Given request. Scan the material that follows. Copy every line containing the word "السياسية".

#### Entries provided ####

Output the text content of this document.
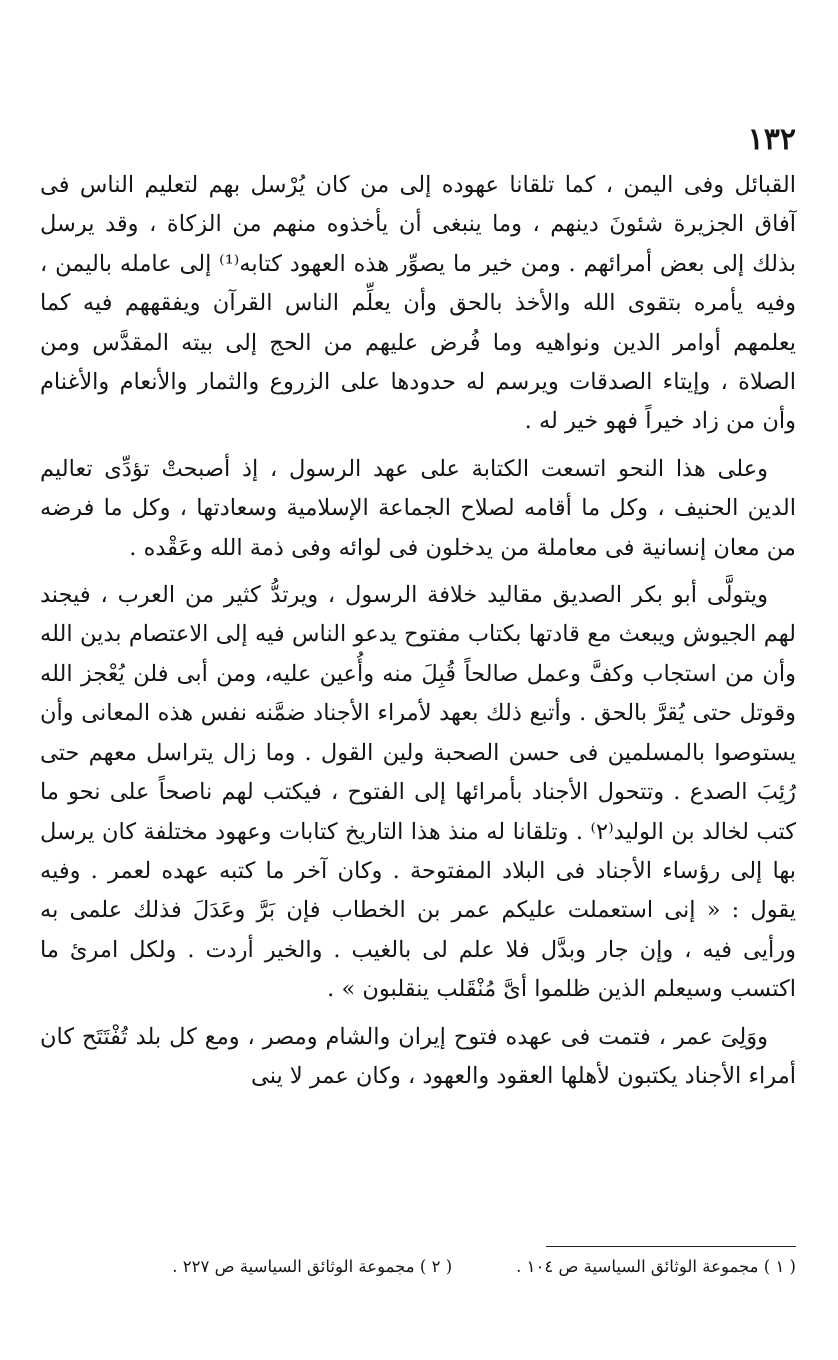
١٣٢

القبائل وفى اليمن ، كما تلقانا عهوده إلى من كان يُرْسل بهم لتعليم الناس فى آفاق الجزيرة شئونَ دينهم ، وما ينبغى أن يأخذوه منهم من الزكاة ، وقد يرسل بذلك إلى بعض أمرائهم . ومن خير ما يصوِّر هذه العهود كتابه⁽¹⁾ إلى عامله باليمن ، وفيه يأمره بتقوى الله والأخذ بالحق وأن يعلِّم الناس القرآن ويفقههم فيه كما يعلمهم أوامر الدين ونواهيه وما فُرض عليهم من الحج إلى بيته المقدَّس ومن الصلاة ، وإيتاء الصدقات ويرسم له حدودها على الزروع والثمار والأنعام والأغنام وأن من زاد خيراً فهو خير له .

وعلى هذا النحو اتسعت الكتابة على عهد الرسول ، إذ أصبحتْ تؤدِّى تعاليم الدين الحنيف ، وكل ما أقامه لصلاح الجماعة الإسلامية وسعادتها ، وكل ما فرضه من معان إنسانية فى معاملة من يدخلون فى لوائه وفى ذمة الله وعَقْده .

ويتولَّى أبو بكر الصديق مقاليد خلافة الرسول ، ويرتدُّ كثير من العرب ، فيجند لهم الجيوش ويبعث مع قادتها بكتاب مفتوح يدعو الناس فيه إلى الاعتصام بدين الله وأن من استجاب وكفَّ وعمل صالحاً قُبِلَ منه وأُعين عليه، ومن أبى فلن يُعْجز الله وقوتل حتى يُقرَّ بالحق . وأتبع ذلك بعهد لأمراء الأجناد ضمَّنه نفس هذه المعانى وأن يستوصوا بالمسلمين فى حسن الصحبة ولين القول . وما زال يتراسل معهم حتى رُئِبَ الصدع . وتتحول الأجناد بأمرائها إلى الفتوح ، فيكتب لهم ناصحاً على نحو ما كتب لخالد بن الوليد⁽٢⁾ . وتلقانا له منذ هذا التاريخ كتابات وعهود مختلفة كان يرسل بها إلى رؤساء الأجناد فى البلاد المفتوحة . وكان آخر ما كتبه عهده لعمر . وفيه يقول : « إنى استعملت عليكم عمر بن الخطاب فإن بَرَّ وعَدَلَ فذلك علمى به ورأيى فيه ، وإن جار وبدَّل فلا علم لى بالغيب . والخير أردت . ولكل امرئ ما اكتسب وسيعلم الذين ظلموا أىَّ مُنْقَلب ينقلبون » .

ووَلِىَ عمر ، فتمت فى عهده فتوح إيران والشام ومصر ، ومع كل بلد تُفْتَتَح كان أمراء الأجناد يكتبون لأهلها العقود والعهود ، وكان عمر لا ينى

( ١ ) مجموعة الوثائق السياسية ص ١٠٤ .
( ٢ ) مجموعة الوثائق السياسية ص ٢٢٧ .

####

Task solution.
( ١ ) مجموعة الوثائق السياسية ص ١٠٤ .
( ٢ ) مجموعة الوثائق السياسية ص ٢٢٧ .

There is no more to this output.